— WHAT TO DO —
Skip all pictures, then print the remaining material exactly.
··· GIVEN INFORMATION
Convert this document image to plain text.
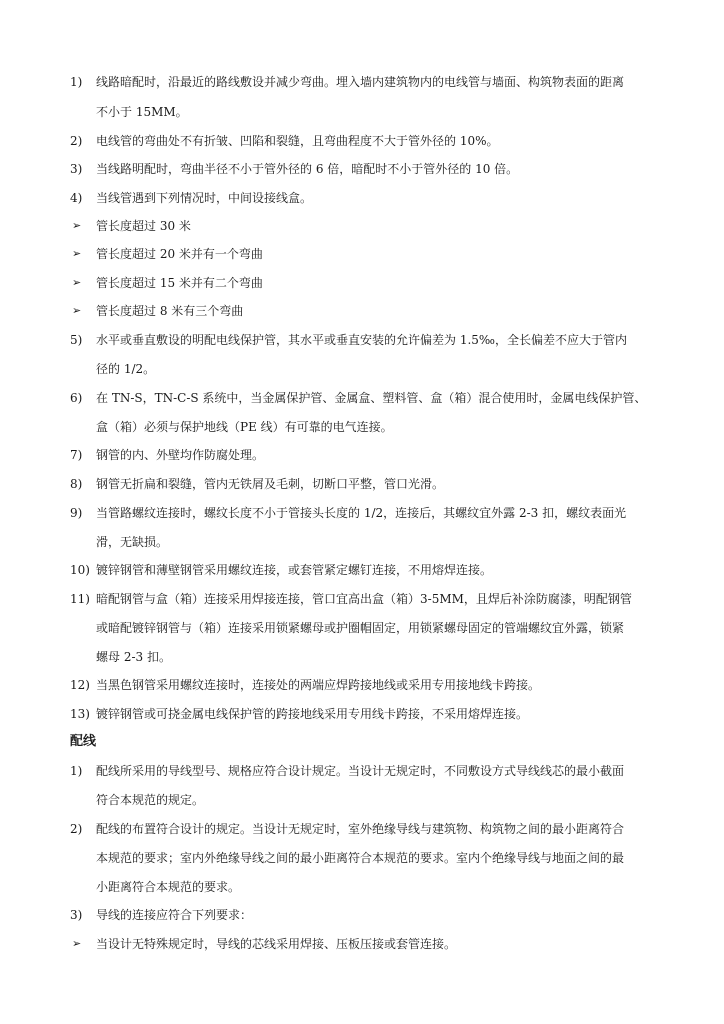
1)	线路暗配时，沿最近的路线敷设并减少弯曲。埋入墙内建筑物内的电线管与墙面、构筑物表面的距离
不小于 15MM。
2)	电线管的弯曲处不有折皱、凹陷和裂缝，且弯曲程度不大于管外径的 10%。
3)	当线路明配时，弯曲半径不小于管外径的 6 倍，暗配时不小于管外径的 10 倍。
4)	当线管遇到下列情况时，中间设接线盒。
➢ 管长度超过 30 米
➢ 管长度超过 20 米并有一个弯曲
➢ 管长度超过 15 米并有二个弯曲
➢ 管长度超过 8 米有三个弯曲
5)	水平或垂直敷设的明配电线保护管，其水平或垂直安装的允许偏差为 1.5‰，全长偏差不应大于管内
径的 1/2。
6)	在 TN-S，TN-C-S 系统中，当金属保护管、金属盒、塑料管、盒（箱）混合使用时，金属电线保护管、
盒（箱）必须与保护地线（PE 线）有可靠的电气连接。
7)	钢管的内、外壁均作防腐处理。
8)	钢管无折扁和裂缝，管内无铁屑及毛刺，切断口平整，管口光滑。
9)	当管路螺纹连接时，螺纹长度不小于管接头长度的 1/2，连接后，其螺纹宜外露 2-3 扣，螺纹表面光
滑，无缺损。
10) 镀锌钢管和薄壁钢管采用螺纹连接，或套管紧定螺钉连接，不用熔焊连接。
11) 暗配钢管与盒（箱）连接采用焊接连接，管口宜高出盒（箱）3-5MM，且焊后补涂防腐漆，明配钢管
或暗配镀锌钢管与（箱）连接采用锁紧螺母或护圈帽固定，用锁紧螺母固定的管端螺纹宜外露，锁紧
螺母 2-3 扣。
12) 当黑色钢管采用螺纹连接时，连接处的两端应焊跨接地线或采用专用接地线卡跨接。
13) 镀锌钢管或可挠金属电线保护管的跨接地线采用专用线卡跨接，不采用熔焊连接。
配线
1)	配线所采用的导线型号、规格应符合设计规定。当设计无规定时，不同敷设方式导线线芯的最小截面
符合本规范的规定。
2)	配线的布置符合设计的规定。当设计无规定时，室外绝缘导线与建筑物、构筑物之间的最小距离符合
本规范的要求；室内外绝缘导线之间的最小距离符合本规范的要求。室内个绝缘导线与地面之间的最
小距离符合本规范的要求。
3)	导线的连接应符合下列要求：
➢ 当设计无特殊规定时，导线的芯线采用焊接、压板压接或套管连接。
······
— SOLUTION TO THIS TASK —
Convert this document image to plain text.
1)	线路暗配时，沿最近的路线敷设并减少弯曲。埋入墙内建筑物内的电线管与墙面、构筑物表面的距离
不小于 15MM。
2)	电线管的弯曲处不有折皱、凹陷和裂缝，且弯曲程度不大于管外径的 10%。
3)	当线路明配时，弯曲半径不小于管外径的 6 倍，暗配时不小于管外径的 10 倍。
4)	当线管遇到下列情况时，中间设接线盒。
➢ 管长度超过 30 米
➢ 管长度超过 20 米并有一个弯曲
➢ 管长度超过 15 米并有二个弯曲
➢ 管长度超过 8 米有三个弯曲
5)	水平或垂直敷设的明配电线保护管，其水平或垂直安装的允许偏差为 1.5‰，全长偏差不应大于管内
径的 1/2。
6)	在 TN-S，TN-C-S 系统中，当金属保护管、金属盒、塑料管、盒（箱）混合使用时，金属电线保护管、
盒（箱）必须与保护地线（PE 线）有可靠的电气连接。
7)	钢管的内、外壁均作防腐处理。
8)	钢管无折扁和裂缝，管内无铁屑及毛刺，切断口平整，管口光滑。
9)	当管路螺纹连接时，螺纹长度不小于管接头长度的 1/2，连接后，其螺纹宜外露 2-3 扣，螺纹表面光
滑，无缺损。
10) 镀锌钢管和薄壁钢管采用螺纹连接，或套管紧定螺钉连接，不用熔焊连接。
11) 暗配钢管与盒（箱）连接采用焊接连接，管口宜高出盒（箱）3-5MM，且焊后补涂防腐漆，明配钢管
或暗配镀锌钢管与（箱）连接采用锁紧螺母或护圈帽固定，用锁紧螺母固定的管端螺纹宜外露，锁紧
螺母 2-3 扣。
12) 当黑色钢管采用螺纹连接时，连接处的两端应焊跨接地线或采用专用接地线卡跨接。
13) 镀锌钢管或可挠金属电线保护管的跨接地线采用专用线卡跨接，不采用熔焊连接。
配线
1)	配线所采用的导线型号、规格应符合设计规定。当设计无规定时，不同敷设方式导线线芯的最小截面
符合本规范的规定。
2)	配线的布置符合设计的规定。当设计无规定时，室外绝缘导线与建筑物、构筑物之间的最小距离符合
本规范的要求；室内外绝缘导线之间的最小距离符合本规范的要求。室内个绝缘导线与地面之间的最
小距离符合本规范的要求。
3)	导线的连接应符合下列要求：
➢ 当设计无特殊规定时，导线的芯线采用焊接、压板压接或套管连接。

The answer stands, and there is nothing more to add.